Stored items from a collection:
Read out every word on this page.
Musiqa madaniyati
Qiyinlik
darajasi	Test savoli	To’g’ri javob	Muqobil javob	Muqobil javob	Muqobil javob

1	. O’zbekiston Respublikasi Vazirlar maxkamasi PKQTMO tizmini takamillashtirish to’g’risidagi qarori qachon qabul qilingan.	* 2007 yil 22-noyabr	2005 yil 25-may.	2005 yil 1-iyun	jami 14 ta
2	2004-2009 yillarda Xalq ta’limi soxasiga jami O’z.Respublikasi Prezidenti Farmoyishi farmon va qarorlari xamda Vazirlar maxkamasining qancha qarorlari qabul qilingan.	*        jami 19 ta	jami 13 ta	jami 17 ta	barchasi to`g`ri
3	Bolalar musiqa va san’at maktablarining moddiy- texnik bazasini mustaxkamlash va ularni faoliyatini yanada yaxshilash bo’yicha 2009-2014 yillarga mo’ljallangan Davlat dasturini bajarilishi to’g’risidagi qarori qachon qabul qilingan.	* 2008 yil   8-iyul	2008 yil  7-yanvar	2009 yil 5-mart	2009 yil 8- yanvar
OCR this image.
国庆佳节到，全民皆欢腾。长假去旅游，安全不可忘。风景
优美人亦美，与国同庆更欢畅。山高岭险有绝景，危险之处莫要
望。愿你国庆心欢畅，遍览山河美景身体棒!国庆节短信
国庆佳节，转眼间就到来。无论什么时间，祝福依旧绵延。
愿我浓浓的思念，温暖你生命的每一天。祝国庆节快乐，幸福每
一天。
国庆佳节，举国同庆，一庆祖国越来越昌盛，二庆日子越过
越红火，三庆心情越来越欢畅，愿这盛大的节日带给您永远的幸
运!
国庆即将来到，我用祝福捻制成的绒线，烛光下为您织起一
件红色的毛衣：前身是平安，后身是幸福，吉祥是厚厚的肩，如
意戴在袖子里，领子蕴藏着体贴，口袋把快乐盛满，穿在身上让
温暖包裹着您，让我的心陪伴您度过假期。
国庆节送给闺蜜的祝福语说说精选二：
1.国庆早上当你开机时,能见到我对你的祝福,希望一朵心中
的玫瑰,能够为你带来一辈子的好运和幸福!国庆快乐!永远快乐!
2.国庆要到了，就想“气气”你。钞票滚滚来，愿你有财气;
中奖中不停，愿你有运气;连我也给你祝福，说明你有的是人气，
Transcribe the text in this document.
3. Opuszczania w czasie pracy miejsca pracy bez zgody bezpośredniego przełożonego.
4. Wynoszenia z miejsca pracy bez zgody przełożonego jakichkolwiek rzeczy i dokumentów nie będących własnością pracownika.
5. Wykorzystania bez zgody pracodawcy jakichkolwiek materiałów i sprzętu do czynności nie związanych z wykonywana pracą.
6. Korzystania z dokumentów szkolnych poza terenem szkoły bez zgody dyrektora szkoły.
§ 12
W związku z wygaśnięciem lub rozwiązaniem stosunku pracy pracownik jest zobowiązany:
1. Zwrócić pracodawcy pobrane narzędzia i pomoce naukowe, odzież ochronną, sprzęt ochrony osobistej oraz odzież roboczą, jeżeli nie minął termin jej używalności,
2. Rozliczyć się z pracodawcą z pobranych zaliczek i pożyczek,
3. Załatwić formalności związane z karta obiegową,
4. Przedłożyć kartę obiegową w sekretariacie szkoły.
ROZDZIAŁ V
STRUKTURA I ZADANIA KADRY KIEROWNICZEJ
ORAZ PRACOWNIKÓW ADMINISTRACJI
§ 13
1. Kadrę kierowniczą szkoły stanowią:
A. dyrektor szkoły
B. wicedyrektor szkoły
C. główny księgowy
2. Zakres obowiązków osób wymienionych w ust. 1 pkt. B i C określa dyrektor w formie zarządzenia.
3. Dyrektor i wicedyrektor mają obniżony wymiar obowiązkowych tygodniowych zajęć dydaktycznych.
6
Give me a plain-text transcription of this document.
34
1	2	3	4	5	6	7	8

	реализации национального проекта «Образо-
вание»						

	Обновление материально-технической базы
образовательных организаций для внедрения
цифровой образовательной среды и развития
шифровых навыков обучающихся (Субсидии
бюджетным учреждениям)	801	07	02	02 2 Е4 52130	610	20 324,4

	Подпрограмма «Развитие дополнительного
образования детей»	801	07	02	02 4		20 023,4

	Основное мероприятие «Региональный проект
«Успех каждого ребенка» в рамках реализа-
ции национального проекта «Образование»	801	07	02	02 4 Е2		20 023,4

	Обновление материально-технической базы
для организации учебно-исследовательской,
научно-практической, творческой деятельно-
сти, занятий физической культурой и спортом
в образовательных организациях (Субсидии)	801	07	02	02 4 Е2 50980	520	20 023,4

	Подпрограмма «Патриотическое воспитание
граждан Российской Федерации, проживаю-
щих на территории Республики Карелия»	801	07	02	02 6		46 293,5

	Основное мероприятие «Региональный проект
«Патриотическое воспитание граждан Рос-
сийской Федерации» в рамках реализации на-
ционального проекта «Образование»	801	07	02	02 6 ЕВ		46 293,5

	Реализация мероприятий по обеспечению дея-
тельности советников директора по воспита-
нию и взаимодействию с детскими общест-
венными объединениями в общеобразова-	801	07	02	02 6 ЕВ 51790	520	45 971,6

#### [Given exercise]
Identify and list each line with the word "szkoły".

#### [Task response]
6. Korzystania z dokumentów szkolnych poza terenem szkoły bez zgody dyrektora szkoły.
4. Przedłożyć kartę obiegową w sekretariacie szkoły.
1. Kadrę kierowniczą szkoły stanowią:
A. dyrektor szkoły
B. wicedyrektor szkoły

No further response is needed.